EXERCISE: List each line holding the string "एसएलए".

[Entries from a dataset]
►

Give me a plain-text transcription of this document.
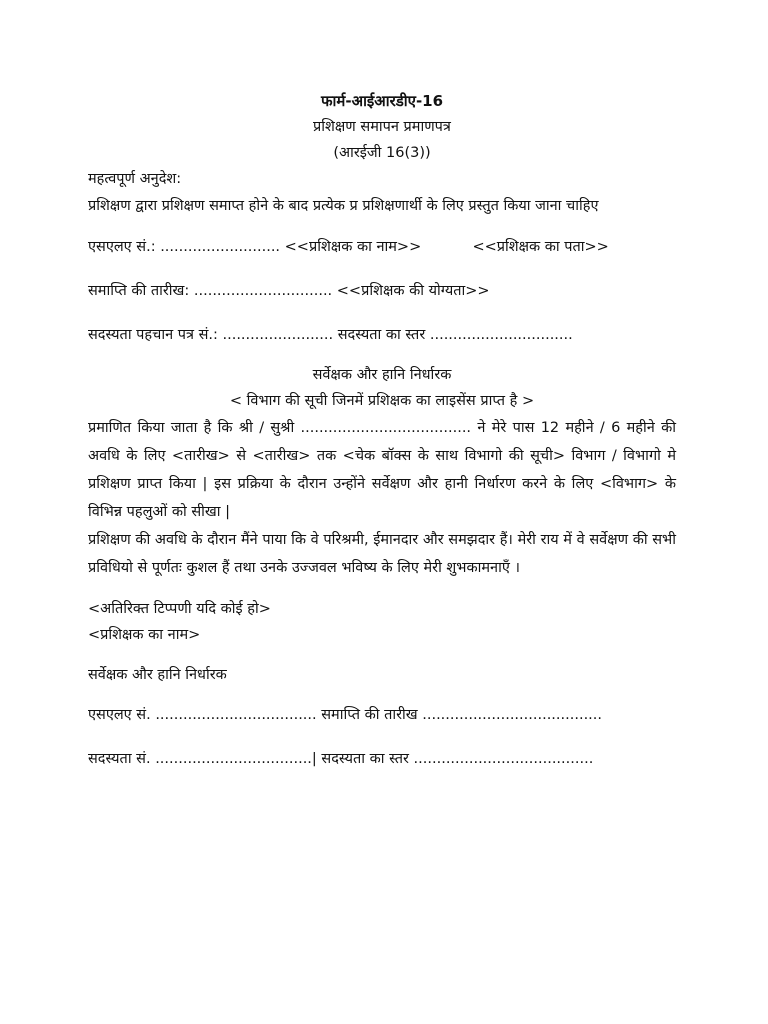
फार्म-आईआरडीए-16
प्रशिक्षण समापन प्रमाणपत्र
(आरईजी 16(3))
महत्वपूर्ण अनुदेश:
प्रशिक्षण द्वारा प्रशिक्षण समाप्त होने के बाद प्रत्येक प्र प्रशिक्षणार्थी के लिए प्रस्तुत किया जाना चाहिए
एसएलए सं.: .......................... <<प्रशिक्षक का नाम>>	<<प्रशिक्षक का पता>>
समाप्ति की तारीख: .............................. <<प्रशिक्षक की योग्यता>>
सदस्यता पहचान पत्र सं.: ........................ सदस्यता का स्तर ...............................
सर्वेक्षक और हानि निर्धारक
< विभाग की सूची जिनमें प्रशिक्षक का लाइसेंस प्राप्त है >
प्रमाणित किया जाता है कि श्री / सुश्री ..................................... ने मेरे पास 12 महीने / 6 महीने की अवधि के लिए <तारीख> से <तारीख> तक <चेक बॉक्स के साथ विभागो की सूची> विभाग / विभागो मे प्रशिक्षण प्राप्त किया | इस प्रक्रिया के दौरान उन्होंने सर्वेक्षण और हानी निर्धारण करने के लिए <विभाग> के विभिन्न पहलुओं को सीखा |
प्रशिक्षण की अवधि के दौरान मैंने पाया कि वे परिश्रमी, ईमानदार और समझदार हैं। मेरी राय में वे सर्वेक्षण की सभी प्रविधियो से पूर्णतः कुशल हैं तथा उनके उज्जवल भविष्य के लिए मेरी शुभकामनाएँ ।
<अतिरिक्त टिप्पणी यदि कोई हो>
<प्रशिक्षक का नाम>
सर्वेक्षक और हानि निर्धारक
एसएलए सं. ................................... समाप्ति की तारीख .......................................
सदस्यता सं. ..................................| सदस्यता का स्तर .......................................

◄

WORKED ANSWER:
एसएलए सं.: .......................... <<प्रशिक्षक का नाम>>	<<प्रशिक्षक का पता>>
एसएलए सं. ................................... समाप्ति की तारीख .......................................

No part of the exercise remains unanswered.